Stored data entries ::
────────────────────────────────────────

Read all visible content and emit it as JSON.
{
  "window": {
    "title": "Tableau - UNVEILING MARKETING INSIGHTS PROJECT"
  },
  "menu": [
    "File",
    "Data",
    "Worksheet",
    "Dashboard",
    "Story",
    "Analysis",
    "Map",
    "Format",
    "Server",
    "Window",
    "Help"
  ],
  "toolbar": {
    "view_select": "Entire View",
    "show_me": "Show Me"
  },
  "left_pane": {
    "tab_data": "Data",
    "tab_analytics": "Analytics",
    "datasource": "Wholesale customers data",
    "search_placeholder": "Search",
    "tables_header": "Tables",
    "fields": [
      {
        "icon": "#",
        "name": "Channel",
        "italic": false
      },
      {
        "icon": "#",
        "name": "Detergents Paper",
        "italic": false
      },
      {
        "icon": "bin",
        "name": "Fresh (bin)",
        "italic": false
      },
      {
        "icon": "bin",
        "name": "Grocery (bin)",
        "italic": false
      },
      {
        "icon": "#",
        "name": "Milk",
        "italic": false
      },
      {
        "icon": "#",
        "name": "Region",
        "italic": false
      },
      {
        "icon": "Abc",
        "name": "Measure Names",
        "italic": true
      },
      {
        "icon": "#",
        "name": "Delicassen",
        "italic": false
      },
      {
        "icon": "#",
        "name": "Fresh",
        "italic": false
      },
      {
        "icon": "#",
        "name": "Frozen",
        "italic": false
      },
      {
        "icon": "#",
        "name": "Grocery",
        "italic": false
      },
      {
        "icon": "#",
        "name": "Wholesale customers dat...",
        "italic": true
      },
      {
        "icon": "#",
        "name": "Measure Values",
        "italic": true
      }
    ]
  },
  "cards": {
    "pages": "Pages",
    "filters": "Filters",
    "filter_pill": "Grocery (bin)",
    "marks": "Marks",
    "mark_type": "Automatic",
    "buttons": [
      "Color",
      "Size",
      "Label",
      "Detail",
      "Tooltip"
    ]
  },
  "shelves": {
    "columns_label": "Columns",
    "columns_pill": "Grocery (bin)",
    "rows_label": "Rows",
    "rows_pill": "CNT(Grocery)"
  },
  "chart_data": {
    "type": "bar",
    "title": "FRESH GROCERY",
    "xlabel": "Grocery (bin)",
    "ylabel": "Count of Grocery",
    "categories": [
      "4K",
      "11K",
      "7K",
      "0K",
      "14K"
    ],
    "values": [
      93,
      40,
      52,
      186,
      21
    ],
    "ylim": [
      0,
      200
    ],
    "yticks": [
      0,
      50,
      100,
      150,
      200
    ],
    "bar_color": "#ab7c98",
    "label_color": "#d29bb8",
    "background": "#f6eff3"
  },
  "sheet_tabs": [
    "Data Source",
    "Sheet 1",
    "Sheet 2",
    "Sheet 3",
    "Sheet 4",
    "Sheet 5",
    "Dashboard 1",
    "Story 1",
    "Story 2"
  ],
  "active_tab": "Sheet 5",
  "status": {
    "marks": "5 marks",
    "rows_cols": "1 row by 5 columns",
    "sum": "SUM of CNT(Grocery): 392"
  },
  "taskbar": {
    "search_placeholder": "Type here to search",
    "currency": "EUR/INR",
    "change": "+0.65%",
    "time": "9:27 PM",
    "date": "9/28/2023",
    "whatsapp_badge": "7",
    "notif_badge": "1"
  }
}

────────────────────────────────────────

Task objective :: Every record shown above should be written out again exactly.

Solution ::
Read all visible content and emit it as JSON.
{
  "window": {
    "title": "Tableau - UNVEILING MARKETING INSIGHTS PROJECT"
  },
  "menu": [
    "File",
    "Data",
    "Worksheet",
    "Dashboard",
    "Story",
    "Analysis",
    "Map",
    "Format",
    "Server",
    "Window",
    "Help"
  ],
  "toolbar": {
    "view_select": "Entire View",
    "show_me": "Show Me"
  },
  "left_pane": {
    "tab_data": "Data",
    "tab_analytics": "Analytics",
    "datasource": "Wholesale customers data",
    "search_placeholder": "Search",
    "tables_header": "Tables",
    "fields": [
      {
        "icon": "#",
        "name": "Channel",
        "italic": false
      },
      {
        "icon": "#",
        "name": "Detergents Paper",
        "italic": false
      },
      {
        "icon": "bin",
        "name": "Fresh (bin)",
        "italic": false
      },
      {
        "icon": "bin",
        "name": "Grocery (bin)",
        "italic": false
      },
      {
        "icon": "#",
        "name": "Milk",
        "italic": false
      },
      {
        "icon": "#",
        "name": "Region",
        "italic": false
      },
      {
        "icon": "Abc",
        "name": "Measure Names",
        "italic": true
      },
      {
        "icon": "#",
        "name": "Delicassen",
        "italic": false
      },
      {
        "icon": "#",
        "name": "Fresh",
        "italic": false
      },
      {
        "icon": "#",
        "name": "Frozen",
        "italic": false
      },
      {
        "icon": "#",
        "name": "Grocery",
        "italic": false
      },
      {
        "icon": "#",
        "name": "Wholesale customers dat...",
        "italic": true
      },
      {
        "icon": "#",
        "name": "Measure Values",
        "italic": true
      }
    ]
  },
  "cards": {
    "pages": "Pages",
    "filters": "Filters",
    "filter_pill": "Grocery (bin)",
    "marks": "Marks",
    "mark_type": "Automatic",
    "buttons": [
      "Color",
      "Size",
      "Label",
      "Detail",
      "Tooltip"
    ]
  },
  "shelves": {
    "columns_label": "Columns",
    "columns_pill": "Grocery (bin)",
    "rows_label": "Rows",
    "rows_pill": "CNT(Grocery)"
  },
  "chart_data": {
    "type": "bar",
    "title": "FRESH GROCERY",
    "xlabel": "Grocery (bin)",
    "ylabel": "Count of Grocery",
    "categories": [
      "4K",
      "11K",
      "7K",
      "0K",
      "14K"
    ],
    "values": [
      93,
      40,
      52,
      186,
      21
    ],
    "ylim": [
      0,
      200
    ],
    "yticks": [
      0,
      50,
      100,
      150,
      200
    ],
    "bar_color": "#ab7c98",
    "label_color": "#d29bb8",
    "background": "#f6eff3"
  },
  "sheet_tabs": [
    "Data Source",
    "Sheet 1",
    "Sheet 2",
    "Sheet 3",
    "Sheet 4",
    "Sheet 5",
    "Dashboard 1",
    "Story 1",
    "Story 2"
  ],
  "active_tab": "Sheet 5",
  "status": {
    "marks": "5 marks",
    "rows_cols": "1 row by 5 columns",
    "sum": "SUM of CNT(Grocery): 392"
  },
  "taskbar": {
    "search_placeholder": "Type here to search",
    "currency": "EUR/INR",
    "change": "+0.65%",
    "time": "9:27 PM",
    "date": "9/28/2023",
    "whatsapp_badge": "7",
    "notif_badge": "1"
  }
}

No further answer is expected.